(Dataset records on visual material)
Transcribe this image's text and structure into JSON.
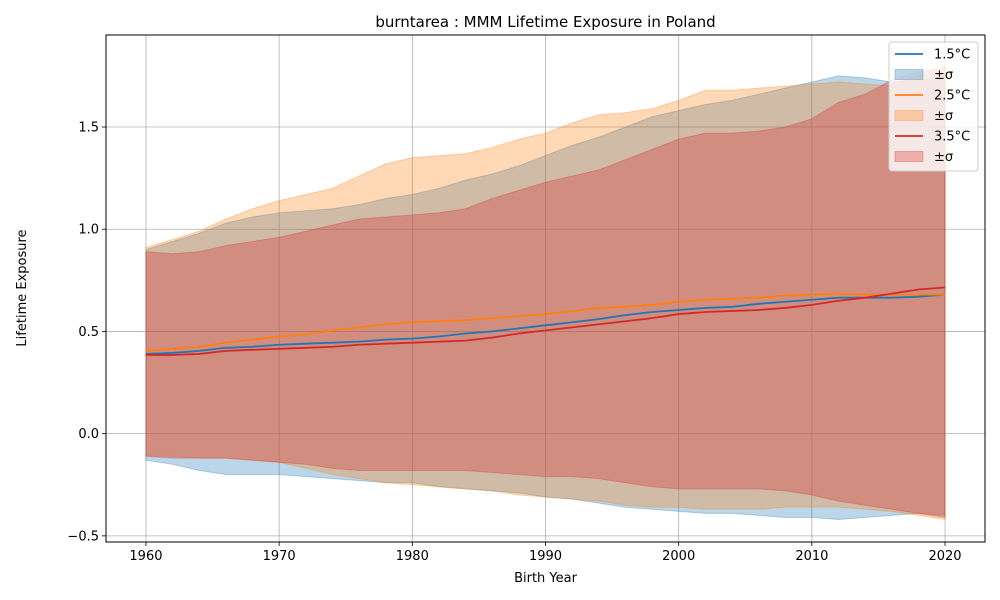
{
  "chart_data": {
    "type": "area",
    "title": "burntarea : MMM Lifetime Exposure in Poland",
    "xlabel": "Birth Year",
    "ylabel": "Lifetime Exposure",
    "xlim": [
      1957,
      2023
    ],
    "ylim": [
      -0.53,
      1.95
    ],
    "x_ticks": [
      1960,
      1970,
      1980,
      1990,
      2000,
      2010,
      2020
    ],
    "y_ticks": [
      -0.5,
      0.0,
      0.5,
      1.0,
      1.5
    ],
    "x_tick_labels": [
      "1960",
      "1970",
      "1980",
      "1990",
      "2000",
      "2010",
      "2020"
    ],
    "y_tick_labels": [
      "−0.5",
      "0.0",
      "0.5",
      "1.0",
      "1.5"
    ],
    "grid": true,
    "legend_position": "top-right",
    "series": [
      {
        "name": "1.5°C",
        "band_name": "±σ",
        "color": "#1f77b4",
        "x": [
          1960,
          1962,
          1964,
          1966,
          1968,
          1970,
          1972,
          1974,
          1976,
          1978,
          1980,
          1982,
          1984,
          1986,
          1988,
          1990,
          1992,
          1994,
          1996,
          1998,
          2000,
          2002,
          2004,
          2006,
          2008,
          2010,
          2012,
          2014,
          2016,
          2018,
          2020
        ],
        "mean": [
          0.39,
          0.395,
          0.405,
          0.42,
          0.425,
          0.435,
          0.44,
          0.445,
          0.45,
          0.46,
          0.465,
          0.475,
          0.49,
          0.5,
          0.515,
          0.53,
          0.545,
          0.56,
          0.58,
          0.595,
          0.605,
          0.615,
          0.62,
          0.635,
          0.645,
          0.655,
          0.665,
          0.665,
          0.665,
          0.67,
          0.68
        ],
        "upper": [
          0.9,
          0.94,
          0.98,
          1.03,
          1.06,
          1.08,
          1.09,
          1.1,
          1.12,
          1.15,
          1.17,
          1.2,
          1.24,
          1.27,
          1.31,
          1.36,
          1.41,
          1.45,
          1.5,
          1.55,
          1.58,
          1.61,
          1.63,
          1.66,
          1.69,
          1.72,
          1.75,
          1.74,
          1.72,
          1.73,
          1.75
        ],
        "lower": [
          -0.13,
          -0.15,
          -0.18,
          -0.2,
          -0.2,
          -0.2,
          -0.21,
          -0.22,
          -0.23,
          -0.24,
          -0.24,
          -0.26,
          -0.27,
          -0.28,
          -0.29,
          -0.31,
          -0.32,
          -0.34,
          -0.36,
          -0.37,
          -0.38,
          -0.39,
          -0.39,
          -0.4,
          -0.41,
          -0.41,
          -0.42,
          -0.41,
          -0.4,
          -0.39,
          -0.4
        ]
      },
      {
        "name": "2.5°C",
        "band_name": "±σ",
        "color": "#ff7f0e",
        "x": [
          1960,
          1962,
          1964,
          1966,
          1968,
          1970,
          1972,
          1974,
          1976,
          1978,
          1980,
          1982,
          1984,
          1986,
          1988,
          1990,
          1992,
          1994,
          1996,
          1998,
          2000,
          2002,
          2004,
          2006,
          2008,
          2010,
          2012,
          2014,
          2016,
          2018,
          2020
        ],
        "mean": [
          0.405,
          0.415,
          0.425,
          0.445,
          0.46,
          0.475,
          0.485,
          0.505,
          0.52,
          0.535,
          0.545,
          0.55,
          0.555,
          0.565,
          0.575,
          0.585,
          0.6,
          0.615,
          0.62,
          0.63,
          0.645,
          0.655,
          0.66,
          0.665,
          0.675,
          0.68,
          0.685,
          0.68,
          0.68,
          0.68,
          0.68
        ],
        "upper": [
          0.91,
          0.95,
          0.99,
          1.05,
          1.1,
          1.14,
          1.17,
          1.2,
          1.26,
          1.32,
          1.35,
          1.36,
          1.37,
          1.4,
          1.44,
          1.47,
          1.52,
          1.56,
          1.57,
          1.59,
          1.63,
          1.68,
          1.68,
          1.69,
          1.7,
          1.71,
          1.72,
          1.71,
          1.7,
          1.75,
          1.8
        ],
        "lower": [
          -0.11,
          -0.11,
          -0.12,
          -0.12,
          -0.13,
          -0.14,
          -0.17,
          -0.2,
          -0.22,
          -0.24,
          -0.25,
          -0.26,
          -0.27,
          -0.28,
          -0.3,
          -0.31,
          -0.32,
          -0.33,
          -0.35,
          -0.36,
          -0.36,
          -0.37,
          -0.37,
          -0.37,
          -0.36,
          -0.36,
          -0.36,
          -0.37,
          -0.38,
          -0.4,
          -0.42
        ]
      },
      {
        "name": "3.5°C",
        "band_name": "±σ",
        "color": "#d62728",
        "x": [
          1960,
          1962,
          1964,
          1966,
          1968,
          1970,
          1972,
          1974,
          1976,
          1978,
          1980,
          1982,
          1984,
          1986,
          1988,
          1990,
          1992,
          1994,
          1996,
          1998,
          2000,
          2002,
          2004,
          2006,
          2008,
          2010,
          2012,
          2014,
          2016,
          2018,
          2020
        ],
        "mean": [
          0.385,
          0.385,
          0.39,
          0.405,
          0.41,
          0.415,
          0.42,
          0.425,
          0.435,
          0.44,
          0.445,
          0.45,
          0.455,
          0.47,
          0.49,
          0.505,
          0.52,
          0.535,
          0.55,
          0.565,
          0.585,
          0.595,
          0.6,
          0.605,
          0.615,
          0.63,
          0.65,
          0.665,
          0.685,
          0.705,
          0.715
        ],
        "upper": [
          0.89,
          0.88,
          0.89,
          0.92,
          0.94,
          0.96,
          0.99,
          1.02,
          1.05,
          1.06,
          1.07,
          1.08,
          1.1,
          1.15,
          1.19,
          1.23,
          1.26,
          1.29,
          1.34,
          1.39,
          1.44,
          1.47,
          1.47,
          1.48,
          1.5,
          1.54,
          1.62,
          1.66,
          1.73,
          1.77,
          1.79
        ],
        "lower": [
          -0.11,
          -0.12,
          -0.12,
          -0.12,
          -0.13,
          -0.14,
          -0.15,
          -0.17,
          -0.18,
          -0.18,
          -0.18,
          -0.18,
          -0.18,
          -0.19,
          -0.2,
          -0.21,
          -0.21,
          -0.22,
          -0.24,
          -0.26,
          -0.27,
          -0.27,
          -0.27,
          -0.27,
          -0.28,
          -0.3,
          -0.33,
          -0.35,
          -0.37,
          -0.39,
          -0.41
        ]
      }
    ]
  }
}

WORK INSTRUCTIONS – In the listing above, find each line with the word "color" and copy it.

THE RESULT –
        "color": "#1f77b4",
        "color": "#ff7f0e",
        "color": "#d62728",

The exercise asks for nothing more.